Short exercise - Pull out every line from the listing that has the word "text".

Data entries:
***

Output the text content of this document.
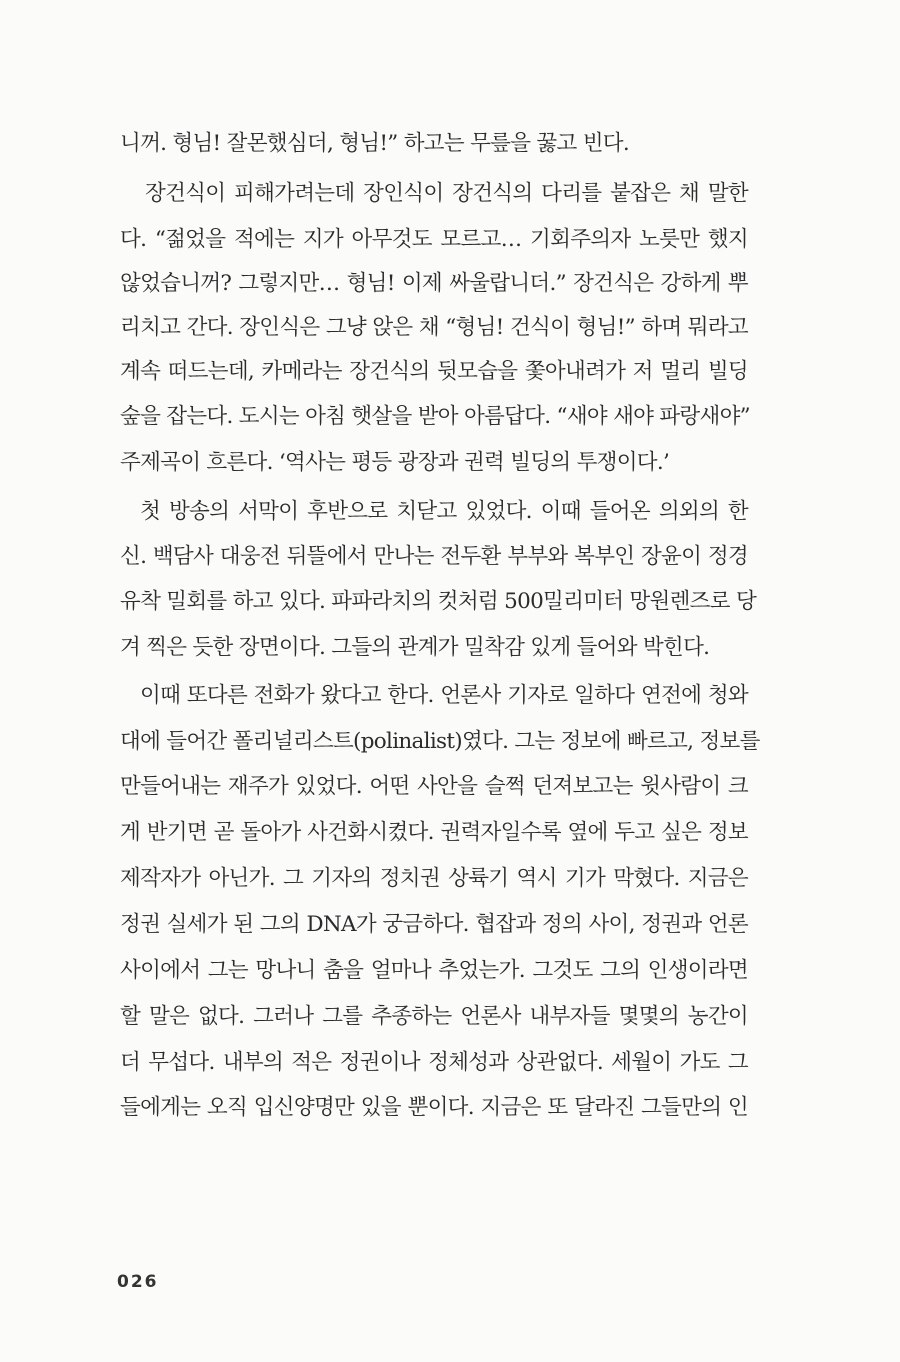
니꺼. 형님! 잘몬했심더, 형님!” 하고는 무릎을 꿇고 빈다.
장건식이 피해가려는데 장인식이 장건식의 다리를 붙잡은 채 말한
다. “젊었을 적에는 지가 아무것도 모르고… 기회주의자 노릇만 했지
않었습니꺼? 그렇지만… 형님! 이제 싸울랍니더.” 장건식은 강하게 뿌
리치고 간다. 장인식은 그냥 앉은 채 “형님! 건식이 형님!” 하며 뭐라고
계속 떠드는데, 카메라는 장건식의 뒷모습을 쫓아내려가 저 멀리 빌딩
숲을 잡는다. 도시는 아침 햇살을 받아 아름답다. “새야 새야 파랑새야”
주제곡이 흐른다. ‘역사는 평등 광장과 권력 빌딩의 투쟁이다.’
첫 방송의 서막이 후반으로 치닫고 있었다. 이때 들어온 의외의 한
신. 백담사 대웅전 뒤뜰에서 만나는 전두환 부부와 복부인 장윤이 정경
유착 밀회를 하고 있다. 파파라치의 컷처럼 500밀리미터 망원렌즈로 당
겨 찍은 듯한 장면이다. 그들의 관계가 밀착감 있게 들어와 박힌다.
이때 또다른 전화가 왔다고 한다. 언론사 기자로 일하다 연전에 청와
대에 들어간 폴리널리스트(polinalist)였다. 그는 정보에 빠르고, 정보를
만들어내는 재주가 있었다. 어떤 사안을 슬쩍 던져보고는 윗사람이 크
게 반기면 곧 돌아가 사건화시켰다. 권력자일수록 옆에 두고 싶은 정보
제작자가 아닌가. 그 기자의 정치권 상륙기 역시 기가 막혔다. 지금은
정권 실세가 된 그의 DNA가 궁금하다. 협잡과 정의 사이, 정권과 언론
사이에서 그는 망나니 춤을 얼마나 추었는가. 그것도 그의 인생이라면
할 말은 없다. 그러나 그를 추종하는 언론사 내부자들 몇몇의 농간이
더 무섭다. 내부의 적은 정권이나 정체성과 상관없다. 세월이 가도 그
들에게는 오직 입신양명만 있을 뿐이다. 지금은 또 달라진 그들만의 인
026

***

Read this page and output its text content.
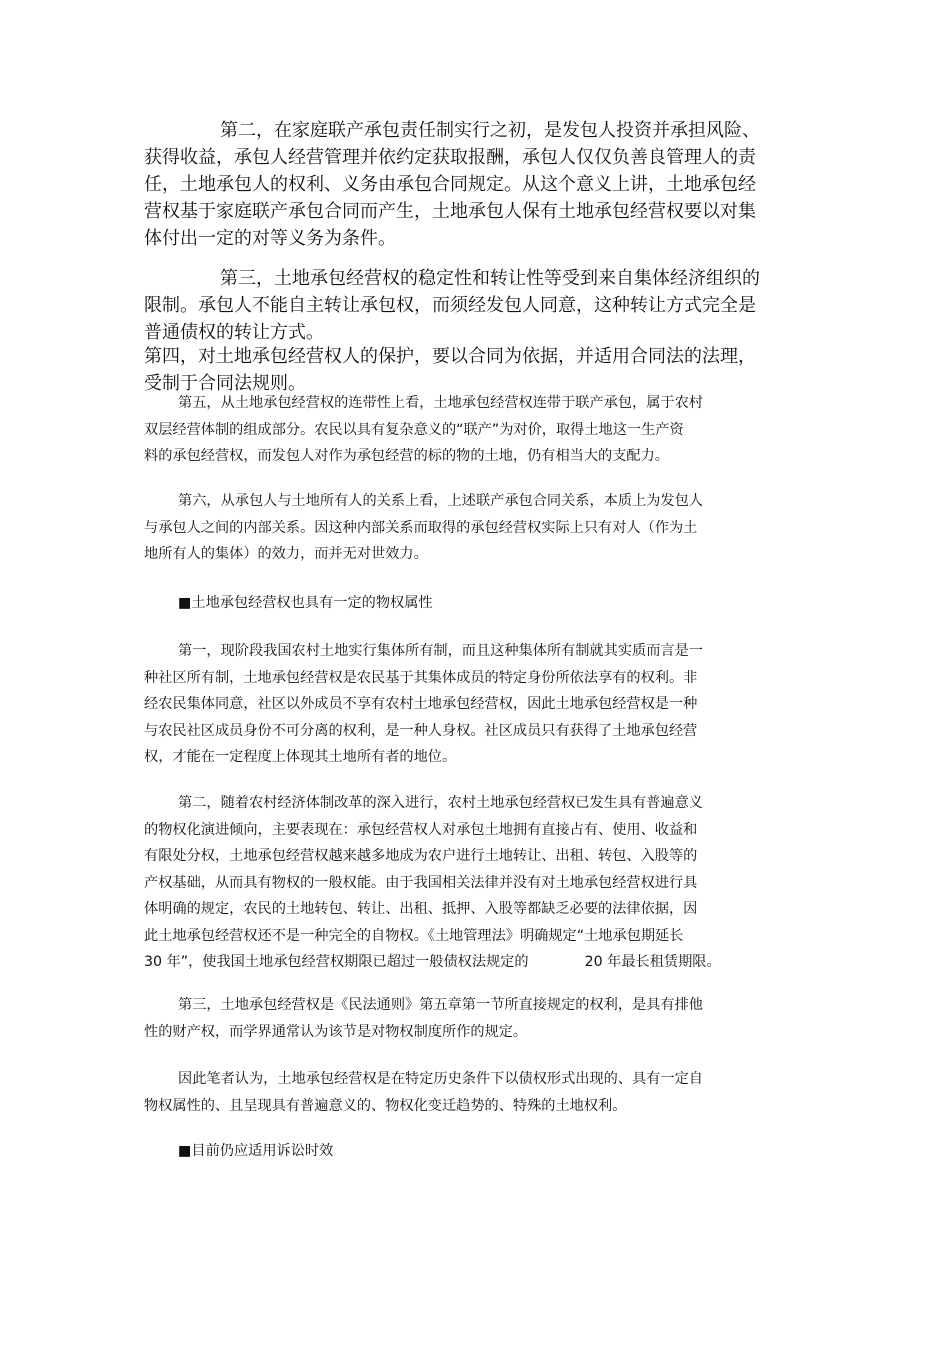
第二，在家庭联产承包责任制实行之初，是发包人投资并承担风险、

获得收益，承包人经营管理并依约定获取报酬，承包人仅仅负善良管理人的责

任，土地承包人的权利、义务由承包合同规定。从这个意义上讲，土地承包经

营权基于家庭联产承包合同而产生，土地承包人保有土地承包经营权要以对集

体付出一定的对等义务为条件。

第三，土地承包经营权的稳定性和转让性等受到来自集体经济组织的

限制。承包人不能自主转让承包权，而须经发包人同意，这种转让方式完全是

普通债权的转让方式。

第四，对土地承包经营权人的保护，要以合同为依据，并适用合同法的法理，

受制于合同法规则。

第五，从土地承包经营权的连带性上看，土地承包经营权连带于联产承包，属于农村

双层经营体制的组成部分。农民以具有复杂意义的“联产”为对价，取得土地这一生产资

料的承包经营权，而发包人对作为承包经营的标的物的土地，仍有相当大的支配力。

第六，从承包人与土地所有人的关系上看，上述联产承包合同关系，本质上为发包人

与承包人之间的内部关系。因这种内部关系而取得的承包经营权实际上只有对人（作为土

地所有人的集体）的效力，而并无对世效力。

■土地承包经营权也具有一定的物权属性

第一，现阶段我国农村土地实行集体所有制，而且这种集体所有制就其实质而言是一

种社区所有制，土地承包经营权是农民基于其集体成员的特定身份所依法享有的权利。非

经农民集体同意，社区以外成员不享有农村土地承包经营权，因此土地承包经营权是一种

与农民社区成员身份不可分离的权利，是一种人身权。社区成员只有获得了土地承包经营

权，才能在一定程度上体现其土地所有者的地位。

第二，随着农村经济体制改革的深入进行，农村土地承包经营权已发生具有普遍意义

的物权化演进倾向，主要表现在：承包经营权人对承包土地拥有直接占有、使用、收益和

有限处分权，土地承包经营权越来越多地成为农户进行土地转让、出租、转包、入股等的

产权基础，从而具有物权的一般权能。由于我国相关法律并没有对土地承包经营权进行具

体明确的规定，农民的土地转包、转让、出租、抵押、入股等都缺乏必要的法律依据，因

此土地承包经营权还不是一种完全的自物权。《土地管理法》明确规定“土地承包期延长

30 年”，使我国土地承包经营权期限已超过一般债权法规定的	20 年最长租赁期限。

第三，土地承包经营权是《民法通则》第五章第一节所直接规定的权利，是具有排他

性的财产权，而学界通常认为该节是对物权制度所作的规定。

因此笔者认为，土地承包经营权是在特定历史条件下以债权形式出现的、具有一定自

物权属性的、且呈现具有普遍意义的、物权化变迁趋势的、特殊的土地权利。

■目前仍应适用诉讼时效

***

Task output -
Output the text content of this document.
Read this page and output its text content.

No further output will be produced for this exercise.